**DATA LISTING:**

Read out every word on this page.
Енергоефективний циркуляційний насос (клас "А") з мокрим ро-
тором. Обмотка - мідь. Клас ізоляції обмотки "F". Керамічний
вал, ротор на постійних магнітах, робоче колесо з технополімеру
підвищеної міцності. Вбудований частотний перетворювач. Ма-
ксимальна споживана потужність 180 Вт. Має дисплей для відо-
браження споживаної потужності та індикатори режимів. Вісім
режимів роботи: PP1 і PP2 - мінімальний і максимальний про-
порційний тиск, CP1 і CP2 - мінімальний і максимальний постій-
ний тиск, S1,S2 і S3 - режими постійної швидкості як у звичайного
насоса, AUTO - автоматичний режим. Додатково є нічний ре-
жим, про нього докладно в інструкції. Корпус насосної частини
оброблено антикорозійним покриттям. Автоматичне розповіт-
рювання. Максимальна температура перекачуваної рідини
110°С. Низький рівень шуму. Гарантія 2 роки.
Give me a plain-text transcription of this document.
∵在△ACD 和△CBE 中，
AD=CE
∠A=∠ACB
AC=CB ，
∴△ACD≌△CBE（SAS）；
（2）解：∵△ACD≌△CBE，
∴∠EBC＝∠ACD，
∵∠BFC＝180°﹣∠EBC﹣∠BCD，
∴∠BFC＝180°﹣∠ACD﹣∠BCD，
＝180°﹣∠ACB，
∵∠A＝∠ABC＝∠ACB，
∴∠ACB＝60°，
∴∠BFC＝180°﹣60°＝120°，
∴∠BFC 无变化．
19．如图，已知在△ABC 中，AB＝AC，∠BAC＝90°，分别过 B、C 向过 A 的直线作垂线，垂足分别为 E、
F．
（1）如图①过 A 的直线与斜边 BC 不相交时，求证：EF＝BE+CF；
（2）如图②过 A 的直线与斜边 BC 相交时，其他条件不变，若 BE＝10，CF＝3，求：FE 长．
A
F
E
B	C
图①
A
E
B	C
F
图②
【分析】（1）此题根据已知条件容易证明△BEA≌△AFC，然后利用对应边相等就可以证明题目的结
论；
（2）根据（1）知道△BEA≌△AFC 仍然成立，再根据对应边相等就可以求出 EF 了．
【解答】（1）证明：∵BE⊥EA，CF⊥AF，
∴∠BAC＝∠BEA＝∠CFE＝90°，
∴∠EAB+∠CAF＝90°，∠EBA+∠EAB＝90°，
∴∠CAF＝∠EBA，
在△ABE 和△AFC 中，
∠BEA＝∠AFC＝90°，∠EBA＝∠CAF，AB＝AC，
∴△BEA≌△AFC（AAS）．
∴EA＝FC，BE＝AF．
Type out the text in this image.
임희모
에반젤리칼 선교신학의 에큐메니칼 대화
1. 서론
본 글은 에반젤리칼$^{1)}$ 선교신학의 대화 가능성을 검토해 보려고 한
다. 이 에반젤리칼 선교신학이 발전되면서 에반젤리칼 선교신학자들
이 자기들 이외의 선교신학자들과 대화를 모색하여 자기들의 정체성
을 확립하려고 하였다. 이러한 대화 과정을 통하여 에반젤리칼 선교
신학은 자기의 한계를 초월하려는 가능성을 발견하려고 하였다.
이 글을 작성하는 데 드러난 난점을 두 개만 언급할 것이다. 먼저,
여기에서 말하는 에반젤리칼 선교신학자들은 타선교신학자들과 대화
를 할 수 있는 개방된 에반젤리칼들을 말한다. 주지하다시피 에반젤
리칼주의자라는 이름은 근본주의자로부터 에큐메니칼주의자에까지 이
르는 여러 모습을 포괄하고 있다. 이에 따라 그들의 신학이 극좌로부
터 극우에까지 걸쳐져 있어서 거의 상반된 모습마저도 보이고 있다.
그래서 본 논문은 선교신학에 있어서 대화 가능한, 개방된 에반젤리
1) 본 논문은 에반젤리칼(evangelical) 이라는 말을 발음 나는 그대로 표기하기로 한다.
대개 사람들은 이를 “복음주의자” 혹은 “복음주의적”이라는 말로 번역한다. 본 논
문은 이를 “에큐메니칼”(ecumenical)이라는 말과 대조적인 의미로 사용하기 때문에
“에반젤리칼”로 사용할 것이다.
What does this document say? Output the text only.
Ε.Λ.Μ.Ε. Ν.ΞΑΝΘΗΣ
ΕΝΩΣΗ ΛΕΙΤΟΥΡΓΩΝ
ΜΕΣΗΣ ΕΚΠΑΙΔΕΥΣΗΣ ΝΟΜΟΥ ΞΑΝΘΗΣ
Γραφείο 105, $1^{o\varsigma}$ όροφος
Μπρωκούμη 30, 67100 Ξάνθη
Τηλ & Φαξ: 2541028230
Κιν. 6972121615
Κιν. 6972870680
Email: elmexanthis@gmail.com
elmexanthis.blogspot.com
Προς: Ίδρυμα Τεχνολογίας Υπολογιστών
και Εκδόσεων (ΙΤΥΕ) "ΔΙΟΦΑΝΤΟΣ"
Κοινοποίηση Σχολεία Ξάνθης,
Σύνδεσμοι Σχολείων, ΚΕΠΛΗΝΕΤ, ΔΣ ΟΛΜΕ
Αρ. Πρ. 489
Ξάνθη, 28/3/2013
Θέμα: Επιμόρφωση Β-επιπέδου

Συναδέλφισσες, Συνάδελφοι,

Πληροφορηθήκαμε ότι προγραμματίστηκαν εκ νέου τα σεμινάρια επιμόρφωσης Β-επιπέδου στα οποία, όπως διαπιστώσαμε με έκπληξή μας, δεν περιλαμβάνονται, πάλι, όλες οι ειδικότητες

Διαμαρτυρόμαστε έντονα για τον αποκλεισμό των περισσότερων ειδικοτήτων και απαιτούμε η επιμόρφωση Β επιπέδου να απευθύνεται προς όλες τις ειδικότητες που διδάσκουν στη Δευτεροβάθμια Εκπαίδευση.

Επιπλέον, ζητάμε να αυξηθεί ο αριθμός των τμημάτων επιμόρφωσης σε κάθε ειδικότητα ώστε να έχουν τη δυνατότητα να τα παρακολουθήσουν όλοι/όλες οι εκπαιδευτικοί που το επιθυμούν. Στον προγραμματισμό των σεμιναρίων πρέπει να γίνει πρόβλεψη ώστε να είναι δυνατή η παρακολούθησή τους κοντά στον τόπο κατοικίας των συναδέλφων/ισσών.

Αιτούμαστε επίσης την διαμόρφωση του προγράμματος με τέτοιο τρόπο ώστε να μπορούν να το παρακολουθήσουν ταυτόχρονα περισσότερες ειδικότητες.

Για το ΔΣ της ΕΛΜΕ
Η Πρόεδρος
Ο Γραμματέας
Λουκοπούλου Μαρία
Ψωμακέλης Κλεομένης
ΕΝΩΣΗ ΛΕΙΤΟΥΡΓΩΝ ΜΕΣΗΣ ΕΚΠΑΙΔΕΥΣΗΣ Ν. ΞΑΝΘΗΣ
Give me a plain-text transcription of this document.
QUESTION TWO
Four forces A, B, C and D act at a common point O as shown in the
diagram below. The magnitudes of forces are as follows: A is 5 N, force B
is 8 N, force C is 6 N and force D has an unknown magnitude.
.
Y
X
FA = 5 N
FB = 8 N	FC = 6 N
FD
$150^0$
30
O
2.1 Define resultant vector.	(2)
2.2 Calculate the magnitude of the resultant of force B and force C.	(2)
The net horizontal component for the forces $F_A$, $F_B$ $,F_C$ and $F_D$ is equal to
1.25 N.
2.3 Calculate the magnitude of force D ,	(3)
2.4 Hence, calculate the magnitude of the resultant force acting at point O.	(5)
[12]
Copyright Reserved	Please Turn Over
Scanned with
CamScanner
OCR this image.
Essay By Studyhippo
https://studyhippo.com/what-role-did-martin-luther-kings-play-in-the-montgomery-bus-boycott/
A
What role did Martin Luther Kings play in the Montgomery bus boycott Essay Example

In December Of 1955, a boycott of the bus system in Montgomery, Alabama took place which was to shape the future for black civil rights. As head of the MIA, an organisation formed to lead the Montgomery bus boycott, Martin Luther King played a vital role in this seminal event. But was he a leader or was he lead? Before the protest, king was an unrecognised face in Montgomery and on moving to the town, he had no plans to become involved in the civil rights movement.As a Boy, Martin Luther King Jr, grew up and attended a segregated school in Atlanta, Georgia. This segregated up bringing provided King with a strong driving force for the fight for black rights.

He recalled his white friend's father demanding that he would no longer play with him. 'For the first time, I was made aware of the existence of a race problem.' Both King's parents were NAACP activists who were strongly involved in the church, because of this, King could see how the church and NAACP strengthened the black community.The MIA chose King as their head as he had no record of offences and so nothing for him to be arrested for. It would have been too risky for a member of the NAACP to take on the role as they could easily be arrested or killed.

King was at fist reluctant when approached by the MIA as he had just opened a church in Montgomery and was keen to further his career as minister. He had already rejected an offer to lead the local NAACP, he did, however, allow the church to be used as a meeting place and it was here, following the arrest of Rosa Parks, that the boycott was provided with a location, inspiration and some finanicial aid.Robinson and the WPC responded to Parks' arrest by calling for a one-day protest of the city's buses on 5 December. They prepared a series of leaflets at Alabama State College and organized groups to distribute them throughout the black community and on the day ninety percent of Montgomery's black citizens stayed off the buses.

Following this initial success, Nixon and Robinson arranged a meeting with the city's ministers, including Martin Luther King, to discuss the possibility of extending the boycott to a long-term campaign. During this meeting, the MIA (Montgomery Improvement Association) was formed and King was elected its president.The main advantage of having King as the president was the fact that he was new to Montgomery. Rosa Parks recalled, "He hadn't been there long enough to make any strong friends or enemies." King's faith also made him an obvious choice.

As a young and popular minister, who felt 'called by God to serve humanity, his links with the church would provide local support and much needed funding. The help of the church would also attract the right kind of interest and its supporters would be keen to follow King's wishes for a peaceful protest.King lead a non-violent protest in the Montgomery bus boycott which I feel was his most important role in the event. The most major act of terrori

**WHAT TO DO:** Looking at the data above, show all lines where the word "максимальний" occurs.

**WRITTEN SOLUTION:**
режимів роботи: PP1 і PP2 - мінімальний і максимальний про-
порційний тиск, CP1 і CP2 - мінімальний і максимальний постій-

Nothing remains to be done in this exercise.